SET EXERCISE: Each line below should be quoted exactly, please.

(Raw records)
# # # # #
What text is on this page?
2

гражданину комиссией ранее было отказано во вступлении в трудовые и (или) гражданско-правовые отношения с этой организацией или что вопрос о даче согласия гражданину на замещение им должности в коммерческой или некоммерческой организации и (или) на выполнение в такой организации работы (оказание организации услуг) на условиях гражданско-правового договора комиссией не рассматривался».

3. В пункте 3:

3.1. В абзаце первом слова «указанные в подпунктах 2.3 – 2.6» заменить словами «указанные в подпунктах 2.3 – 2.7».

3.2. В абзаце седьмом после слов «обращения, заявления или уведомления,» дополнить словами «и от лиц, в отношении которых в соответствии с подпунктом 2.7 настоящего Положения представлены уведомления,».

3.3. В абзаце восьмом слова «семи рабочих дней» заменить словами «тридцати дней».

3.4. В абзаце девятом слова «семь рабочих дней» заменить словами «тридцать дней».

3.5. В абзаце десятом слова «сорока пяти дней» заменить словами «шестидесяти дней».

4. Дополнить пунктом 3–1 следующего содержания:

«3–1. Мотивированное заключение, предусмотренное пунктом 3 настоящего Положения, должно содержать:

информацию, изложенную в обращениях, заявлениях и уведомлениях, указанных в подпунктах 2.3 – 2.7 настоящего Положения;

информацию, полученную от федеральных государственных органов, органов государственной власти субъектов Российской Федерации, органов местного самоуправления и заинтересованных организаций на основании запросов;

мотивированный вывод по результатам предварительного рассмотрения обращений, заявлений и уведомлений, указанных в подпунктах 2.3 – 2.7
# # # # #
THE RESPONSE:
What text is on this page?
2

гражданину комиссией ранее было отказано во вступлении в трудовые и (или) гражданско-правовые отношения с этой организацией или что вопрос о даче согласия гражданину на замещение им должности в коммерческой или некоммерческой организации и (или) на выполнение в такой организации работы (оказание организации услуг) на условиях гражданско-правового договора комиссией не рассматривался».

3. В пункте 3:

3.1. В абзаце первом слова «указанные в подпунктах 2.3 – 2.6» заменить словами «указанные в подпунктах 2.3 – 2.7».

3.2. В абзаце седьмом после слов «обращения, заявления или уведомления,» дополнить словами «и от лиц, в отношении которых в соответствии с подпунктом 2.7 настоящего Положения представлены уведомления,».

3.3. В абзаце восьмом слова «семи рабочих дней» заменить словами «тридцати дней».

3.4. В абзаце девятом слова «семь рабочих дней» заменить словами «тридцать дней».

3.5. В абзаце десятом слова «сорока пяти дней» заменить словами «шестидесяти дней».

4. Дополнить пунктом 3–1 следующего содержания:

«3–1. Мотивированное заключение, предусмотренное пунктом 3 настоящего Положения, должно содержать:

информацию, изложенную в обращениях, заявлениях и уведомлениях, указанных в подпунктах 2.3 – 2.7 настоящего Положения;

информацию, полученную от федеральных государственных органов, органов государственной власти субъектов Российской Федерации, органов местного самоуправления и заинтересованных организаций на основании запросов;

мотивированный вывод по результатам предварительного рассмотрения обращений, заявлений и уведомлений, указанных в подпунктах 2.3 – 2.7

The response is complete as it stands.